GOAL:
Your task is to copy the listing exactly, with the pictures left out.

INFORMATION SUPPLIED:
════════════════

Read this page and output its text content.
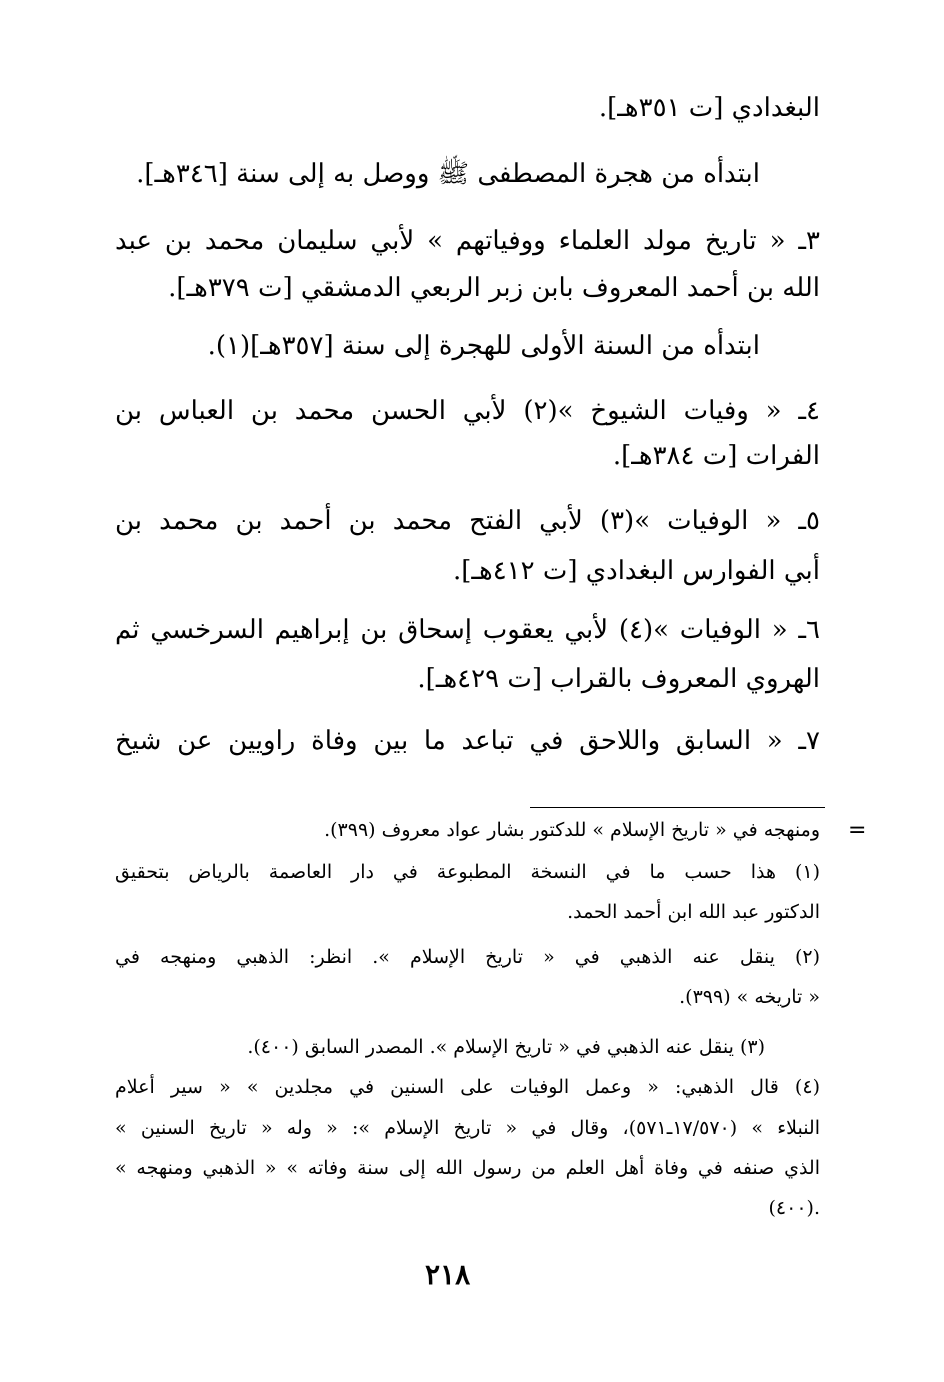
البغدادي [ت ٣٥١هـ].
ابتدأه من هجرة المصطفى ﷺ ووصل به إلى سنة [٣٤٦هـ].
٣ـ « تاريخ مولد العلماء ووفياتهم » لأبي سليمان محمد بن عبد
الله بن أحمد المعروف بابن زبر الربعي الدمشقي [ت ٣٧٩هـ].
ابتدأه من السنة الأولى للهجرة إلى سنة [٣٥٧هـ](١).
٤ـ « وفيات الشيوخ »(٢) لأبي الحسن محمد بن العباس بن
الفرات [ت ٣٨٤هـ].
٥ـ « الوفيات »(٣) لأبي الفتح محمد بن أحمد بن محمد بن
أبي الفوارس البغدادي [ت ٤١٢هـ].
٦ـ « الوفيات »(٤) لأبي يعقوب إسحاق بن إبراهيم السرخسي ثم
الهروي المعروف بالقراب [ت ٤٢٩هـ].
٧ـ « السابق واللاحق في تباعد ما بين وفاة راويين عن شيخ
=
ومنهجه في « تاريخ الإسلام » للدكتور بشار عواد معروف (٣٩٩).
(١) هذا حسب ما في النسخة المطبوعة في دار العاصمة بالرياض بتحقيق
الدكتور عبد الله ابن أحمد الحمد.
(٢) ينقل عنه الذهبي في « تاريخ الإسلام ». انظر: الذهبي ومنهجه في
« تاريخه » (٣٩٩).
(٣) ينقل عنه الذهبي في « تاريخ الإسلام ». المصدر السابق (٤٠٠).
(٤) قال الذهبي: « وعمل الوفيات على السنين في مجلدين » « سير أعلام
النبلاء » (١٧/٥٧٠ـ٥٧١)، وقال في « تاريخ الإسلام »: « وله « تاريخ السنين »
الذي صنفه في وفاة أهل العلم من رسول الله إلى سنة وفاته » « الذهبي ومنهجه »
(٤٠٠).
٢١٨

════════════════

ANSWER:
Read this page and output its text content.
البغدادي [ت ٣٥١هـ].
ابتدأه من هجرة المصطفى ﷺ ووصل به إلى سنة [٣٤٦هـ].
٣ـ « تاريخ مولد العلماء ووفياتهم » لأبي سليمان محمد بن عبد
الله بن أحمد المعروف بابن زبر الربعي الدمشقي [ت ٣٧٩هـ].
ابتدأه من السنة الأولى للهجرة إلى سنة [٣٥٧هـ](١).
٤ـ « وفيات الشيوخ »(٢) لأبي الحسن محمد بن العباس بن
الفرات [ت ٣٨٤هـ].
٥ـ « الوفيات »(٣) لأبي الفتح محمد بن أحمد بن محمد بن
أبي الفوارس البغدادي [ت ٤١٢هـ].
٦ـ « الوفيات »(٤) لأبي يعقوب إسحاق بن إبراهيم السرخسي ثم
الهروي المعروف بالقراب [ت ٤٢٩هـ].
٧ـ « السابق واللاحق في تباعد ما بين وفاة راويين عن شيخ
=
ومنهجه في « تاريخ الإسلام » للدكتور بشار عواد معروف (٣٩٩).
(١) هذا حسب ما في النسخة المطبوعة في دار العاصمة بالرياض بتحقيق
الدكتور عبد الله ابن أحمد الحمد.
(٢) ينقل عنه الذهبي في « تاريخ الإسلام ». انظر: الذهبي ومنهجه في
« تاريخه » (٣٩٩).
(٣) ينقل عنه الذهبي في « تاريخ الإسلام ». المصدر السابق (٤٠٠).
(٤) قال الذهبي: « وعمل الوفيات على السنين في مجلدين » « سير أعلام
النبلاء » (١٧/٥٧٠ـ٥٧١)، وقال في « تاريخ الإسلام »: « وله « تاريخ السنين »
الذي صنفه في وفاة أهل العلم من رسول الله إلى سنة وفاته » « الذهبي ومنهجه »
(٤٠٠).
٢١٨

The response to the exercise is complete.